**YOUR INSTRUCTIONS**
Each line should be copied exactly.

::: INPUT DATA

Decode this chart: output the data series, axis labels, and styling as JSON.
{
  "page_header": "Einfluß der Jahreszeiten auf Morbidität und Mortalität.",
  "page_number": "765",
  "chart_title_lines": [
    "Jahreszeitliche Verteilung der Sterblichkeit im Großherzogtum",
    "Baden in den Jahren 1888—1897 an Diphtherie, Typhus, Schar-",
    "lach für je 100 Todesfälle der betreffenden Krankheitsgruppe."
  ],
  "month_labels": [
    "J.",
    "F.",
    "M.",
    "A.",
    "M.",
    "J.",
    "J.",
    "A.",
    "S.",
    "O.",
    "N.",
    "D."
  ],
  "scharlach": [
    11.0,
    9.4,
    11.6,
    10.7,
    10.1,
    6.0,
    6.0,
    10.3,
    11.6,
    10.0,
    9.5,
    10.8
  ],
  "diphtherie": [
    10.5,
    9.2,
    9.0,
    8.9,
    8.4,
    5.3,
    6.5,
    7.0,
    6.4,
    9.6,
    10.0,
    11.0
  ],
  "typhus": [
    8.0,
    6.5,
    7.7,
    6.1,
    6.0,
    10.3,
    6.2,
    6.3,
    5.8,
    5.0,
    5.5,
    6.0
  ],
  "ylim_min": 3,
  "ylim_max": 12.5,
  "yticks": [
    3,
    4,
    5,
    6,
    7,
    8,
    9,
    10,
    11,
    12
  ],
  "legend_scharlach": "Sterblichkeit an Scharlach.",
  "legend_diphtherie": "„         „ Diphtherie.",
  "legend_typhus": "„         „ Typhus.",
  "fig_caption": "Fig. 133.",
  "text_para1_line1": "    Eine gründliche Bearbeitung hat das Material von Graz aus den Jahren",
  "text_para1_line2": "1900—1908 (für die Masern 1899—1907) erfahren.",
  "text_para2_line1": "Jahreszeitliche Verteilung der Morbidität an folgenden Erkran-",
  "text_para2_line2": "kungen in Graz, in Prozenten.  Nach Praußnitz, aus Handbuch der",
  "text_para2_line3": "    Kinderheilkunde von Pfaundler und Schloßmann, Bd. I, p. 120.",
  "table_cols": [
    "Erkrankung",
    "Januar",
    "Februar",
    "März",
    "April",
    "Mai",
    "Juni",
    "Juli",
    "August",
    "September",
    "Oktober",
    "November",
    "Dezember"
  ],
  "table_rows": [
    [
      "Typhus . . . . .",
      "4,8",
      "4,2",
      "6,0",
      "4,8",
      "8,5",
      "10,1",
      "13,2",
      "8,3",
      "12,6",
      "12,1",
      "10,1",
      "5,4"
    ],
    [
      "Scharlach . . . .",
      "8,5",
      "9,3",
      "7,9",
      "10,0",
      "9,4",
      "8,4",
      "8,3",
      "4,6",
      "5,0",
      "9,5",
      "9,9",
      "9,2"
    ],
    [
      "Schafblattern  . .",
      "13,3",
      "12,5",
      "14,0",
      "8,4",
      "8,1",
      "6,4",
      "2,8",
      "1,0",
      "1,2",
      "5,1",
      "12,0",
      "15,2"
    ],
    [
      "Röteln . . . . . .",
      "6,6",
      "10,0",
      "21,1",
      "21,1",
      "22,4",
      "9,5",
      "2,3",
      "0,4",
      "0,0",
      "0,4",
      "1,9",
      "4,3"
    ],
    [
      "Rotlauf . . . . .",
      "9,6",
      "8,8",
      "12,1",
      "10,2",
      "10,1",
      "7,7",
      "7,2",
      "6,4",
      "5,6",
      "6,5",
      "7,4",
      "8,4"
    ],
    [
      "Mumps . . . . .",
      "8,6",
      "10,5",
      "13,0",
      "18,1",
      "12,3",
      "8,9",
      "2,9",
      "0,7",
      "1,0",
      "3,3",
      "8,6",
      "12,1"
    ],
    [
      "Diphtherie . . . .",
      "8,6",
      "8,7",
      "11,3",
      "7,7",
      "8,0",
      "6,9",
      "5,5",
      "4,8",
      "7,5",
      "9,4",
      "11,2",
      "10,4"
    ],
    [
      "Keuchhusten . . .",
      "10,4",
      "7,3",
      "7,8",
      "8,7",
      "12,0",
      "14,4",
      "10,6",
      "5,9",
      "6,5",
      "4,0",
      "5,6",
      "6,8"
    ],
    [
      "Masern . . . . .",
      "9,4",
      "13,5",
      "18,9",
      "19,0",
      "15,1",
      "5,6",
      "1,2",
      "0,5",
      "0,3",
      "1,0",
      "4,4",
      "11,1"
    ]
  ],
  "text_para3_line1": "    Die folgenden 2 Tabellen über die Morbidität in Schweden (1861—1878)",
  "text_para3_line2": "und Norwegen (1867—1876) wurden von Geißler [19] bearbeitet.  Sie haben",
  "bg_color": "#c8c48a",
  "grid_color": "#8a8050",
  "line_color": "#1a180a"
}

::::::

**FINAL RESULT**
Decode this chart: output the data series, axis labels, and styling as JSON.
{
  "page_header": "Einfluß der Jahreszeiten auf Morbidität und Mortalität.",
  "page_number": "765",
  "chart_title_lines": [
    "Jahreszeitliche Verteilung der Sterblichkeit im Großherzogtum",
    "Baden in den Jahren 1888—1897 an Diphtherie, Typhus, Schar-",
    "lach für je 100 Todesfälle der betreffenden Krankheitsgruppe."
  ],
  "month_labels": [
    "J.",
    "F.",
    "M.",
    "A.",
    "M.",
    "J.",
    "J.",
    "A.",
    "S.",
    "O.",
    "N.",
    "D."
  ],
  "scharlach": [
    11.0,
    9.4,
    11.6,
    10.7,
    10.1,
    6.0,
    6.0,
    10.3,
    11.6,
    10.0,
    9.5,
    10.8
  ],
  "diphtherie": [
    10.5,
    9.2,
    9.0,
    8.9,
    8.4,
    5.3,
    6.5,
    7.0,
    6.4,
    9.6,
    10.0,
    11.0
  ],
  "typhus": [
    8.0,
    6.5,
    7.7,
    6.1,
    6.0,
    10.3,
    6.2,
    6.3,
    5.8,
    5.0,
    5.5,
    6.0
  ],
  "ylim_min": 3,
  "ylim_max": 12.5,
  "yticks": [
    3,
    4,
    5,
    6,
    7,
    8,
    9,
    10,
    11,
    12
  ],
  "legend_scharlach": "Sterblichkeit an Scharlach.",
  "legend_diphtherie": "„         „ Diphtherie.",
  "legend_typhus": "„         „ Typhus.",
  "fig_caption": "Fig. 133.",
  "text_para1_line1": "    Eine gründliche Bearbeitung hat das Material von Graz aus den Jahren",
  "text_para1_line2": "1900—1908 (für die Masern 1899—1907) erfahren.",
  "text_para2_line1": "Jahreszeitliche Verteilung der Morbidität an folgenden Erkran-",
  "text_para2_line2": "kungen in Graz, in Prozenten.  Nach Praußnitz, aus Handbuch der",
  "text_para2_line3": "    Kinderheilkunde von Pfaundler und Schloßmann, Bd. I, p. 120.",
  "table_cols": [
    "Erkrankung",
    "Januar",
    "Februar",
    "März",
    "April",
    "Mai",
    "Juni",
    "Juli",
    "August",
    "September",
    "Oktober",
    "November",
    "Dezember"
  ],
  "table_rows": [
    [
      "Typhus . . . . .",
      "4,8",
      "4,2",
      "6,0",
      "4,8",
      "8,5",
      "10,1",
      "13,2",
      "8,3",
      "12,6",
      "12,1",
      "10,1",
      "5,4"
    ],
    [
      "Scharlach . . . .",
      "8,5",
      "9,3",
      "7,9",
      "10,0",
      "9,4",
      "8,4",
      "8,3",
      "4,6",
      "5,0",
      "9,5",
      "9,9",
      "9,2"
    ],
    [
      "Schafblattern  . .",
      "13,3",
      "12,5",
      "14,0",
      "8,4",
      "8,1",
      "6,4",
      "2,8",
      "1,0",
      "1,2",
      "5,1",
      "12,0",
      "15,2"
    ],
    [
      "Röteln . . . . . .",
      "6,6",
      "10,0",
      "21,1",
      "21,1",
      "22,4",
      "9,5",
      "2,3",
      "0,4",
      "0,0",
      "0,4",
      "1,9",
      "4,3"
    ],
    [
      "Rotlauf . . . . .",
      "9,6",
      "8,8",
      "12,1",
      "10,2",
      "10,1",
      "7,7",
      "7,2",
      "6,4",
      "5,6",
      "6,5",
      "7,4",
      "8,4"
    ],
    [
      "Mumps . . . . .",
      "8,6",
      "10,5",
      "13,0",
      "18,1",
      "12,3",
      "8,9",
      "2,9",
      "0,7",
      "1,0",
      "3,3",
      "8,6",
      "12,1"
    ],
    [
      "Diphtherie . . . .",
      "8,6",
      "8,7",
      "11,3",
      "7,7",
      "8,0",
      "6,9",
      "5,5",
      "4,8",
      "7,5",
      "9,4",
      "11,2",
      "10,4"
    ],
    [
      "Keuchhusten . . .",
      "10,4",
      "7,3",
      "7,8",
      "8,7",
      "12,0",
      "14,4",
      "10,6",
      "5,9",
      "6,5",
      "4,0",
      "5,6",
      "6,8"
    ],
    [
      "Masern . . . . .",
      "9,4",
      "13,5",
      "18,9",
      "19,0",
      "15,1",
      "5,6",
      "1,2",
      "0,5",
      "0,3",
      "1,0",
      "4,4",
      "11,1"
    ]
  ],
  "text_para3_line1": "    Die folgenden 2 Tabellen über die Morbidität in Schweden (1861—1878)",
  "text_para3_line2": "und Norwegen (1867—1876) wurden von Geißler [19] bearbeitet.  Sie haben",
  "bg_color": "#c8c48a",
  "grid_color": "#8a8050",
  "line_color": "#1a180a"
}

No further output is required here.